* _Problem description_: Check every line of the entries below for the word "together", and copy the ones that have it.

* _Source material_:
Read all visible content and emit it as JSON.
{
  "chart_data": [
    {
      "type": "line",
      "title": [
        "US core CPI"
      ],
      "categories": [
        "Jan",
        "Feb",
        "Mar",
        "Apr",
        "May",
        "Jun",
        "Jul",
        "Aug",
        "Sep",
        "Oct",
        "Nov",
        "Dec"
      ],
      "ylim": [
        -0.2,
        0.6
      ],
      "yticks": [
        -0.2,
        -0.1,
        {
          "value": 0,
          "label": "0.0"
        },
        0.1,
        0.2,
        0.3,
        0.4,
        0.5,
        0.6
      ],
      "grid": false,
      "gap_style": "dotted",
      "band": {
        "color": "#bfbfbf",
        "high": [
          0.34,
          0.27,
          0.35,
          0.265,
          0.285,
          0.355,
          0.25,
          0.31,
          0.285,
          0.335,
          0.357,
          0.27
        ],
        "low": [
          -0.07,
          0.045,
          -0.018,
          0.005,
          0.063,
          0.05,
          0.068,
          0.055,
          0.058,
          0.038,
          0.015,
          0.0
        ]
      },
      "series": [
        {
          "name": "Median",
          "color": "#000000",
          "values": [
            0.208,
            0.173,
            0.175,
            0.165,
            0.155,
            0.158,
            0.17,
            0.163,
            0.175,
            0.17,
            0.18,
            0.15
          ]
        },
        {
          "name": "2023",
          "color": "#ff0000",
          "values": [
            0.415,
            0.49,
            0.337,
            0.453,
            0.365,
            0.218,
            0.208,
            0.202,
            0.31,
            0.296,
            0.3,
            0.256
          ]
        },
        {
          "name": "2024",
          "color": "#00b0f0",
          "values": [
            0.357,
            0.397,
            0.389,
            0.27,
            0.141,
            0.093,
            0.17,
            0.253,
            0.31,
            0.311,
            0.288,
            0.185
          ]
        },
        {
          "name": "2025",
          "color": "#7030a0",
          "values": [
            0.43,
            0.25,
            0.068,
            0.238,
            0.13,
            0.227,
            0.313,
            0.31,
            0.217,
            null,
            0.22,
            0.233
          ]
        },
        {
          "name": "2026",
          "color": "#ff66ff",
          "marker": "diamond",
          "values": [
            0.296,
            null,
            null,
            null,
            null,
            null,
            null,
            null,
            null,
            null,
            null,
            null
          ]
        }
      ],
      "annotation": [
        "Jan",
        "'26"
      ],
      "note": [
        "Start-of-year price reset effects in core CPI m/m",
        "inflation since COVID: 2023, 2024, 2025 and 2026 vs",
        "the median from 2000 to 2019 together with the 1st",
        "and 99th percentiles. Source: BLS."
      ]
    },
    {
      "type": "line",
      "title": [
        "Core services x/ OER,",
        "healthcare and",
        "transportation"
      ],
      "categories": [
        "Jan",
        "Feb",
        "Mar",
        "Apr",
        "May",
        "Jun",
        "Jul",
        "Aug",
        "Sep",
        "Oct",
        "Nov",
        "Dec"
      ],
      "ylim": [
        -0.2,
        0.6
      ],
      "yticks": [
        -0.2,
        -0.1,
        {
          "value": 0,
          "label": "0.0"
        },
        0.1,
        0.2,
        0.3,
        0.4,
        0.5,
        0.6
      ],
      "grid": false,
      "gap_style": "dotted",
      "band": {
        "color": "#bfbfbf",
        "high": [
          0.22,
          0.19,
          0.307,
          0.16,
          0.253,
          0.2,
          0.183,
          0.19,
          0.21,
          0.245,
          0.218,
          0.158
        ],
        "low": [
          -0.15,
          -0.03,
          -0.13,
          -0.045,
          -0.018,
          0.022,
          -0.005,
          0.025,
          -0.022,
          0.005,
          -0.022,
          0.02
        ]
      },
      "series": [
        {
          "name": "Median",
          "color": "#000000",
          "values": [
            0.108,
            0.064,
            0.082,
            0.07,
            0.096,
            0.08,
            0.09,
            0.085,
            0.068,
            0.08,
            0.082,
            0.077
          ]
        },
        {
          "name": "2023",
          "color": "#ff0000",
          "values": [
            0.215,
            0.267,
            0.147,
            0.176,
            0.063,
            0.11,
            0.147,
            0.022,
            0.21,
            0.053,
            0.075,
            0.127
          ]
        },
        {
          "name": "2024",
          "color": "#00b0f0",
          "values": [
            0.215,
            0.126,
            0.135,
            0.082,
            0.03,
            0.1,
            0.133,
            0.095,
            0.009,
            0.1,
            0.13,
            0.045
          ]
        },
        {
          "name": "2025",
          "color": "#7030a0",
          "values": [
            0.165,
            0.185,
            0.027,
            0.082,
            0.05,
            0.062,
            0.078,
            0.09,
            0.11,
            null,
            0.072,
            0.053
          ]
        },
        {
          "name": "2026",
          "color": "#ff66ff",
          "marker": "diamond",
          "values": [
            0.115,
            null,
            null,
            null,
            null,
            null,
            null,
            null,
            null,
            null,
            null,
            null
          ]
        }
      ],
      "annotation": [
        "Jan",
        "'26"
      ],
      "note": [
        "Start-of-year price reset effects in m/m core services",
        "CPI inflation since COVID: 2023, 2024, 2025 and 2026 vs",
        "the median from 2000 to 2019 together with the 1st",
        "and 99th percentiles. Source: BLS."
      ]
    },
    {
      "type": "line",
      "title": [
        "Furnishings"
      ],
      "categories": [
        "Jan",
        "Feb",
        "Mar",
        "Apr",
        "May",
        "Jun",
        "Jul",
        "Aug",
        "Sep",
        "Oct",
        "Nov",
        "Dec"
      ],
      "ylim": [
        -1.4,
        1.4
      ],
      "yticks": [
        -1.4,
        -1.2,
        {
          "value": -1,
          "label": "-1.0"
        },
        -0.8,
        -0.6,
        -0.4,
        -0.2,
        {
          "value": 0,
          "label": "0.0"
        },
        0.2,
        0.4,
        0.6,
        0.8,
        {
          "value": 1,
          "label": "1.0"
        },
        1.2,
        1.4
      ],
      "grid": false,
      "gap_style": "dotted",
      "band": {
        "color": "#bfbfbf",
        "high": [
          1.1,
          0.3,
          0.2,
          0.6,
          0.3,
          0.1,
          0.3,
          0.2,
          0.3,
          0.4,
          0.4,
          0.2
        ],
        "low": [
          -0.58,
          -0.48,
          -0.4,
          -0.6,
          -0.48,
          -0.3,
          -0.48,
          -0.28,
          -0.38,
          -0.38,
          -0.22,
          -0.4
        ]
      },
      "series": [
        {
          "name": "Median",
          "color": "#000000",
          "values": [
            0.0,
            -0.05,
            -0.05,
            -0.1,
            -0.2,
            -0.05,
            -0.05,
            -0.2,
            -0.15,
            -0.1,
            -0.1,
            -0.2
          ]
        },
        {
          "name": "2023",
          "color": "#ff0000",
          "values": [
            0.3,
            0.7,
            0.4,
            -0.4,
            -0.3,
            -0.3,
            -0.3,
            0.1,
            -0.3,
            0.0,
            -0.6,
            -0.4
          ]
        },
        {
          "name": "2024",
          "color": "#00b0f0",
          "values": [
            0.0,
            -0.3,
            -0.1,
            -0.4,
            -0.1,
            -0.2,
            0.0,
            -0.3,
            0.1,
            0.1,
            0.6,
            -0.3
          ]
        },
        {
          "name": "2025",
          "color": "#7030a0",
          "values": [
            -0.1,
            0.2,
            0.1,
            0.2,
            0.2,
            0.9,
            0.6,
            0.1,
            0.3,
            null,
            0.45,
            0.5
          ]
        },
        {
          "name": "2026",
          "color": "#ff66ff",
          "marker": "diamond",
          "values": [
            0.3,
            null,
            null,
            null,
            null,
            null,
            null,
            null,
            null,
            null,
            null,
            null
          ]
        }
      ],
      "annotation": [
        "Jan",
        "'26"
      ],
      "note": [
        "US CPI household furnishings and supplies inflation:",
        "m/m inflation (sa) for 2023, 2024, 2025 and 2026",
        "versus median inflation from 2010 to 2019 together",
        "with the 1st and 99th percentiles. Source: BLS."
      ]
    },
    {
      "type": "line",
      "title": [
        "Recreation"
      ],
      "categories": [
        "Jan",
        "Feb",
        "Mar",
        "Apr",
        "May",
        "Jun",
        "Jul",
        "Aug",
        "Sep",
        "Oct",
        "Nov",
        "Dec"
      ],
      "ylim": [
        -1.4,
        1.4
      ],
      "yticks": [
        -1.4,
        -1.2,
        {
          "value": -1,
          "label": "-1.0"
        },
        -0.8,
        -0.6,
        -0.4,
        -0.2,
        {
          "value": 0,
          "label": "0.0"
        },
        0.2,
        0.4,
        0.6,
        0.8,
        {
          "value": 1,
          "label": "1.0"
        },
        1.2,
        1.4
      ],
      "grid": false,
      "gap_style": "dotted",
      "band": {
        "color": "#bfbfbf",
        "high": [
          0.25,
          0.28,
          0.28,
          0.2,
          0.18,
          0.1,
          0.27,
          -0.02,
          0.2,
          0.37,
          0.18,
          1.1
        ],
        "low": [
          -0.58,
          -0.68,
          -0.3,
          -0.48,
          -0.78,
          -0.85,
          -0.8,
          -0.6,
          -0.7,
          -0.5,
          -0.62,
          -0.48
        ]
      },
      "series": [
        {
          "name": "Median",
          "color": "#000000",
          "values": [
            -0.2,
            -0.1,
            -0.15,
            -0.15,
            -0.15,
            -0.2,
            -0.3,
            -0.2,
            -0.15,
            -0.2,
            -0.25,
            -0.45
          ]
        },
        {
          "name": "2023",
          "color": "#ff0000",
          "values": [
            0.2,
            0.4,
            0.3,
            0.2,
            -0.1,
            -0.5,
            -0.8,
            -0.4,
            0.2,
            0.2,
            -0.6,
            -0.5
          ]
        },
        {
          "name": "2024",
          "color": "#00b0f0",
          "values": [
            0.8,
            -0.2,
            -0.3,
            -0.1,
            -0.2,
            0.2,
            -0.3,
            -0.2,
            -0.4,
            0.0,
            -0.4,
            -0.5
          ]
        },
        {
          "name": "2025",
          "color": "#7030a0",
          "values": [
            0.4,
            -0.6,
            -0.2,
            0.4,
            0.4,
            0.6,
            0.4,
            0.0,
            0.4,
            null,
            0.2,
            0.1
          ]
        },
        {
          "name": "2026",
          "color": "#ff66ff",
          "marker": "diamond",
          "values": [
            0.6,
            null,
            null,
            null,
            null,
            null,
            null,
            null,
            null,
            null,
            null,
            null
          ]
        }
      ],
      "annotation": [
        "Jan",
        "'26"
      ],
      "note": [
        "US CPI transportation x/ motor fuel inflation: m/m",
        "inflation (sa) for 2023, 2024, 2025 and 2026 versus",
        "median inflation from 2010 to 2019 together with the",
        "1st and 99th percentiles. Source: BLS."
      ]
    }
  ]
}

* _Output for this task_:
        "the median from 2000 to 2019 together with the 1st",
        "the median from 2000 to 2019 together with the 1st",
        "versus median inflation from 2010 to 2019 together",
        "median inflation from 2010 to 2019 together with the",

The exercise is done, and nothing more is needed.